▶ _DATA FOR THIS TASK_
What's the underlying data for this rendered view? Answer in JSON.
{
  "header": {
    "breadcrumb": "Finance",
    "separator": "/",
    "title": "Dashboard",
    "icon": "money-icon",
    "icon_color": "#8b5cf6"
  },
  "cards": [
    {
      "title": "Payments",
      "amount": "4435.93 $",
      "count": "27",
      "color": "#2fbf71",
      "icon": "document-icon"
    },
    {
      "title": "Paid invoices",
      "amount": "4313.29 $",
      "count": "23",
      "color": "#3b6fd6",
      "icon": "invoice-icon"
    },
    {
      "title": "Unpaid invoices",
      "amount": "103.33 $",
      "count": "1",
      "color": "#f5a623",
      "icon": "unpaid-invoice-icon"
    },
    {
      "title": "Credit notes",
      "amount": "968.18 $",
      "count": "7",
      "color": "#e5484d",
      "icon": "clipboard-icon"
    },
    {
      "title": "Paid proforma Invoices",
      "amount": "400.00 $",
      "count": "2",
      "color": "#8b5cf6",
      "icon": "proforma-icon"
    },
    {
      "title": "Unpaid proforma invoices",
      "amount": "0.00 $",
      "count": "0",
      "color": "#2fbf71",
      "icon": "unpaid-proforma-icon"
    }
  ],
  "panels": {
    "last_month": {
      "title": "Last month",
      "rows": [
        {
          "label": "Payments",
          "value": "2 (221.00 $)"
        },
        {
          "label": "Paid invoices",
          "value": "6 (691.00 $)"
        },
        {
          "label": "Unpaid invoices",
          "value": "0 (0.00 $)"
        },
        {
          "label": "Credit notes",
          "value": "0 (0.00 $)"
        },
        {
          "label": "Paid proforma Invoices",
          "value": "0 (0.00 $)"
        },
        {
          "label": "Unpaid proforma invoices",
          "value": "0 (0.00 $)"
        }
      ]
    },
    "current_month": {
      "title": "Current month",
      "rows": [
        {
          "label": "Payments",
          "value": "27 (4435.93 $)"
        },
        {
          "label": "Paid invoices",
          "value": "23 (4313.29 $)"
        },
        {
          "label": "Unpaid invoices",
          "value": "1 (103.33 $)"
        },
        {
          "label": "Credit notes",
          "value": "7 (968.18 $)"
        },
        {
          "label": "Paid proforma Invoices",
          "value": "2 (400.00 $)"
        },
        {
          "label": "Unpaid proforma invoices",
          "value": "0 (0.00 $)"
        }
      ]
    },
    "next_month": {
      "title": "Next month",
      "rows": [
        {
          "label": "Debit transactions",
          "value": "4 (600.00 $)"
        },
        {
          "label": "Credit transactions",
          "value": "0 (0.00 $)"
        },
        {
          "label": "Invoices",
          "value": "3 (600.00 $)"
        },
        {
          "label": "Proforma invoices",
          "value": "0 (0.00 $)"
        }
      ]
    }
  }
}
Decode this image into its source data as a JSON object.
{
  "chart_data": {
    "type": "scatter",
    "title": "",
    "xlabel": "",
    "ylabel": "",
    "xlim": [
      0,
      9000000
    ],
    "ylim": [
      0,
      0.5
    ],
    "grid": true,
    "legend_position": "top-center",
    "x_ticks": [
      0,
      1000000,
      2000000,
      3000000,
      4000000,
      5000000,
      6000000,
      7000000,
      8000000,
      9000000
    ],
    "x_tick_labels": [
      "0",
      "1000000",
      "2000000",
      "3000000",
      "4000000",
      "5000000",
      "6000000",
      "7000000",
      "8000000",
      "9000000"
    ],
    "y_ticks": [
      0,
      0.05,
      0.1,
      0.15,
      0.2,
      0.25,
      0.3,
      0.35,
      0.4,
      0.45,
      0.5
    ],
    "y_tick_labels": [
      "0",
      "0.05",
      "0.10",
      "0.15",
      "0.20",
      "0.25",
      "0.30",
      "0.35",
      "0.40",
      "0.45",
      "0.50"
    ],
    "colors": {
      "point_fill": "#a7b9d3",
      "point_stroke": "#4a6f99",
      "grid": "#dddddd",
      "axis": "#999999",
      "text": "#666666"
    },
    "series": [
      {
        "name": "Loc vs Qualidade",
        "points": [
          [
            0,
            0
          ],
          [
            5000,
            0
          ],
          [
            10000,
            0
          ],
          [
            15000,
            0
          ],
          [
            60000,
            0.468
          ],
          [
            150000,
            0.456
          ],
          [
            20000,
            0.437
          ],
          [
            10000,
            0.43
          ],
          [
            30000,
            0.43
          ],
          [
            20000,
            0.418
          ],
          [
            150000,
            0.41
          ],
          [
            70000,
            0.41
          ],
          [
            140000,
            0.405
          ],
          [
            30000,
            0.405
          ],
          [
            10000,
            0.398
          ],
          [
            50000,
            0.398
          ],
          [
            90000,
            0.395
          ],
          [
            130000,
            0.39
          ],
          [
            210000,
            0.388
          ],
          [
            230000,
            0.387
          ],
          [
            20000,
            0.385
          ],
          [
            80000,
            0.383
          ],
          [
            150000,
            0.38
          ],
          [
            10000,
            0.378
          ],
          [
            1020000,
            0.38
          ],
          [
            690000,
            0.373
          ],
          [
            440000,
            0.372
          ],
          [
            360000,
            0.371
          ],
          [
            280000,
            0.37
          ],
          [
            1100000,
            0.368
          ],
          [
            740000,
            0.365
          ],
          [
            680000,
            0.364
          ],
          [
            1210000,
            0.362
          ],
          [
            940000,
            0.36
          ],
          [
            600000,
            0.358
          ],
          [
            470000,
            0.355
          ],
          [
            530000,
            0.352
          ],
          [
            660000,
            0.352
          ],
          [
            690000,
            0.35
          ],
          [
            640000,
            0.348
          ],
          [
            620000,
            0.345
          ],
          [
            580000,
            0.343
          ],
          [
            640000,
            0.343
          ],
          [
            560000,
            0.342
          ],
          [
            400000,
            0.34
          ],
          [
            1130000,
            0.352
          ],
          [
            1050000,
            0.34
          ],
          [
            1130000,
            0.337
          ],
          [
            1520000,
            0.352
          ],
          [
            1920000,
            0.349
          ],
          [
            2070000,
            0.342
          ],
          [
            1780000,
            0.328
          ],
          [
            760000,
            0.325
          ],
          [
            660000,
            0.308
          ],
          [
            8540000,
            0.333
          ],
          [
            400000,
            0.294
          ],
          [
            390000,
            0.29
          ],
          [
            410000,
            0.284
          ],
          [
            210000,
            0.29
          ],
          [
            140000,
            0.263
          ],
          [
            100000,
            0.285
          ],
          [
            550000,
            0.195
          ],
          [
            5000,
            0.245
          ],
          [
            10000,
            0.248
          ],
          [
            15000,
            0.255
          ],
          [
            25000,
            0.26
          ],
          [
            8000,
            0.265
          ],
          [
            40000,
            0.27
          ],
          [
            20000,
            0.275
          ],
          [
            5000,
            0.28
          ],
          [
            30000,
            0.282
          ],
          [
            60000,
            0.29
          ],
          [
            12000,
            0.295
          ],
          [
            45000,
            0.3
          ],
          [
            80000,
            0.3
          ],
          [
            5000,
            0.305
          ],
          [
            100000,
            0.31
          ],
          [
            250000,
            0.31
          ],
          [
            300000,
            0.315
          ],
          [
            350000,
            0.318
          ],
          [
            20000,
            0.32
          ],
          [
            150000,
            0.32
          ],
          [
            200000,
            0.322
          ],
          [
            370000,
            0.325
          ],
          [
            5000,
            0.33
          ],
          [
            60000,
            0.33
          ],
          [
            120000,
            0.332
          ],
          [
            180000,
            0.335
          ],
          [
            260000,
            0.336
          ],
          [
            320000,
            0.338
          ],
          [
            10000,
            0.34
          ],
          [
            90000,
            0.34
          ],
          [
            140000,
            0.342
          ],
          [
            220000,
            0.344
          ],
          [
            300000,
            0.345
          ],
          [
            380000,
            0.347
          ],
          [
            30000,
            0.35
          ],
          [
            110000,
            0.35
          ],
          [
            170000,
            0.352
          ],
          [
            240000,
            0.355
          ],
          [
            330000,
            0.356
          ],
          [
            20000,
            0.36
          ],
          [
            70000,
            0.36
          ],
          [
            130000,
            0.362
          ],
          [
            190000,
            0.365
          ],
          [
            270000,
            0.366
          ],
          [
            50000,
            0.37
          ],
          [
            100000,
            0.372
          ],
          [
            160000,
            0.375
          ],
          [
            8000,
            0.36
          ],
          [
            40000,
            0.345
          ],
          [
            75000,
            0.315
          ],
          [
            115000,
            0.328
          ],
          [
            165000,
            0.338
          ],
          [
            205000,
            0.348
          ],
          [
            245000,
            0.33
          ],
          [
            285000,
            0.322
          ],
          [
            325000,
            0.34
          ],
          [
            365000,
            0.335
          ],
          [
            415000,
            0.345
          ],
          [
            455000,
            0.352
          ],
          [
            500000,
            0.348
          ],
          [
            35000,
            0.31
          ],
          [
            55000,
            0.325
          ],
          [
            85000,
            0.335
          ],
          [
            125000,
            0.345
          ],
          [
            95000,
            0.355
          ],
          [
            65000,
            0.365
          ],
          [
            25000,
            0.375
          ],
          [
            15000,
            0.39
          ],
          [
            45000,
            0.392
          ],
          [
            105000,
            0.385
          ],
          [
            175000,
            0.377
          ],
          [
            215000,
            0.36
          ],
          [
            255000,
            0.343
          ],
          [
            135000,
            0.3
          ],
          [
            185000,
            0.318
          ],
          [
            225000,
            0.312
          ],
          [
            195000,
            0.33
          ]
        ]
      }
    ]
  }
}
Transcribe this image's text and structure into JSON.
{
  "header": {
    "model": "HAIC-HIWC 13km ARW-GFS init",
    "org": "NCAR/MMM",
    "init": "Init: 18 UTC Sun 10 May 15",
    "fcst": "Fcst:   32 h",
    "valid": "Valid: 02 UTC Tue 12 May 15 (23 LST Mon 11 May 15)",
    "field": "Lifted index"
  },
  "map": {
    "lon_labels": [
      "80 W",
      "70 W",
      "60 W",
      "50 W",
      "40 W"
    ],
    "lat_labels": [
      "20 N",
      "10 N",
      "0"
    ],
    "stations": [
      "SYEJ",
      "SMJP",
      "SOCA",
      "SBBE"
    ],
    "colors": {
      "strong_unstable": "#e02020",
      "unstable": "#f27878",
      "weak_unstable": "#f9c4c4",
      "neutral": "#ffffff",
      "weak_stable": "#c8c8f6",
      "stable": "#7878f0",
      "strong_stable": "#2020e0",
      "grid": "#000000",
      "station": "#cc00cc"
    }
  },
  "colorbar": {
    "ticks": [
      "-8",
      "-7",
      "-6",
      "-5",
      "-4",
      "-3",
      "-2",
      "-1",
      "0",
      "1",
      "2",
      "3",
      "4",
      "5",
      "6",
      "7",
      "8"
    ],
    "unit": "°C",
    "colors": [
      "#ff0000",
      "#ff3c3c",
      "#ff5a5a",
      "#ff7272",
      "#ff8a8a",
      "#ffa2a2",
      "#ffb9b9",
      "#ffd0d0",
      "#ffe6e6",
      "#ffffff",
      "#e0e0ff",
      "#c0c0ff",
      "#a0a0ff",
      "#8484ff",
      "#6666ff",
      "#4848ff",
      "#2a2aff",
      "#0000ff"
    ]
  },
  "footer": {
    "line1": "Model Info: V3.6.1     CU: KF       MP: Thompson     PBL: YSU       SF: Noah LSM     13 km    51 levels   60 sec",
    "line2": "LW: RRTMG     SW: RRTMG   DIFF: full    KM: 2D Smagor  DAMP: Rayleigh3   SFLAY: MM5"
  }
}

▶ _THE PROBLEM_
Search the records above for the string "into". Copy every line that contains it.

▶ _PROBLEM SOLUTION_
Decode this image into its source data as a JSON object.
Transcribe this image's text and structure into JSON.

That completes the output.